▶ _WORK INSTRUCTIONS_:
Pick out every line holding the string "chemických" and copy it.

>> START RECORDS PROVIDED

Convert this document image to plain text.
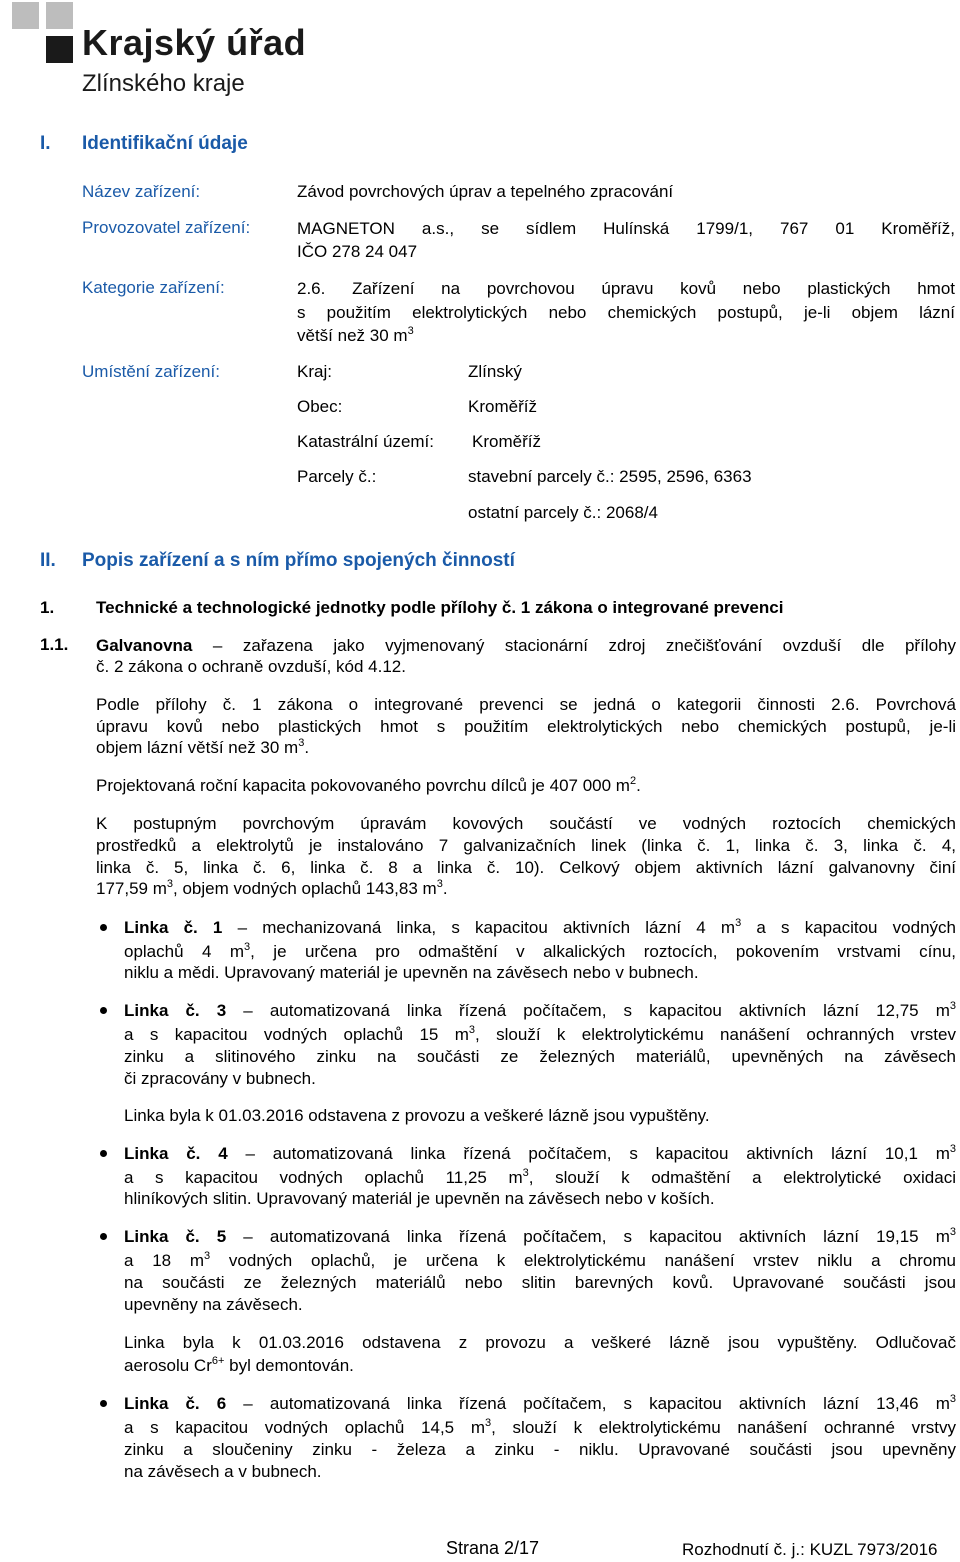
Krajský úřad
Zlínského kraje
I. Identifikační údaje
Název zařízení:	Závod povrchových úprav a tepelného zpracování
Provozovatel zařízení:	MAGNETON a.s., se sídlem Hulínská 1799/1, 767 01 Kroměříž,
IČO 278 24 047
Kategorie zařízení:	2.6. Zařízení na povrchovou úpravu kovů nebo plastických hmot
s použitím elektrolytických nebo chemických postupů, je-li objem lázní
větší než 30 $m^3$
Umístění zařízení:	Kraj:	Zlínský
Obec:	Kroměříž
Katastrální území: Kroměříž
Parcely č.:	stavební parcely č.: 2595, 2596, 6363
ostatní parcely č.: 2068/4
II. Popis zařízení a s ním přímo spojených činností
1. Technické a technologické jednotky podle přílohy č. 1 zákona o integrované prevenci
1.1. Galvanovna – zařazena jako vyjmenovaný stacionární zdroj znečišťování ovzduší dle přílohy
č. 2 zákona o ochraně ovzduší, kód 4.12.
Podle přílohy č. 1 zákona o integrované prevenci se jedná o kategorii činnosti 2.6. Povrchová
úpravu kovů nebo plastických hmot s použitím elektrolytických nebo chemických postupů, je-li
objem lázní větší než 30 $m^3$.
Projektovaná roční kapacita pokovovaného povrchu dílců je 407 000 $m^2$.
K postupným povrchovým úpravám kovových součástí ve vodných roztocích chemických
prostředků a elektrolytů je instalováno 7 galvanizačních linek (linka č. 1, linka č. 3, linka č. 4,
linka č. 5, linka č. 6, linka č. 8 a linka č. 10). Celkový objem aktivních lázní galvanovny činí
177,59 $m^3$, objem vodných oplachů 143,83 $m^3$.
Linka č. 1 – mechanizovaná linka, s kapacitou aktivních lázní 4 $m^3$ a s kapacitou vodných
oplachů 4 $m^3$, je určena pro odmaštění v alkalických roztocích, pokovením vrstvami cínu,
niklu a mědi. Upravovaný materiál je upevněn na závěsech nebo v bubnech.
Linka č. 3 – automatizovaná linka řízená počítačem, s kapacitou aktivních lázní 12,75 $m^3$
a s kapacitou vodných oplachů 15 $m^3$, slouží k elektrolytickému nanášení ochranných vrstev
zinku a slitinového zinku na součásti ze železných materiálů, upevněných na závěsech
či zpracovány v bubnech.
Linka byla k 01.03.2016 odstavena z provozu a veškeré lázně jsou vypuštěny.
Linka č. 4 – automatizovaná linka řízená počítačem, s kapacitou aktivních lázní 10,1 $m^3$
a s kapacitou vodných oplachů 11,25 $m^3$, slouží k odmaštění a elektrolytické oxidaci
hliníkových slitin. Upravovaný materiál je upevněn na závěsech nebo v koších.
Linka č. 5 – automatizovaná linka řízená počítačem, s kapacitou aktivních lázní 19,15 $m^3$
a 18 $m^3$ vodných oplachů, je určena k elektrolytickému nanášení vrstev niklu a chromu
na součásti ze železných materiálů nebo slitin barevných kovů. Upravované součásti jsou
upevněny na závěsech.
Linka byla k 01.03.2016 odstavena z provozu a veškeré lázně jsou vypuštěny. Odlučovač
aerosolu $Cr^{6+}$ byl demontován.
Linka č. 6 – automatizovaná linka řízená počítačem, s kapacitou aktivních lázní 13,46 $m^3$
a s kapacitou vodných oplachů 14,5 $m^3$, slouží k elektrolytickému nanášení ochranné vrstvy
zinku a sloučeniny zinku - železa a zinku - niklu. Upravované součásti jsou upevněny
na závěsech a v bubnech.
Strana 2/17	Rozhodnutí č. j.: KUZL 7973/2016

>> END RECORDS PROVIDED

▶ _ANSWER TO THIS PROBLEM_:
s použitím elektrolytických nebo chemických postupů, je-li objem lázní
úpravu kovů nebo plastických hmot s použitím elektrolytických nebo chemických postupů, je-li
K postupným povrchovým úpravám kovových součástí ve vodných roztocích chemických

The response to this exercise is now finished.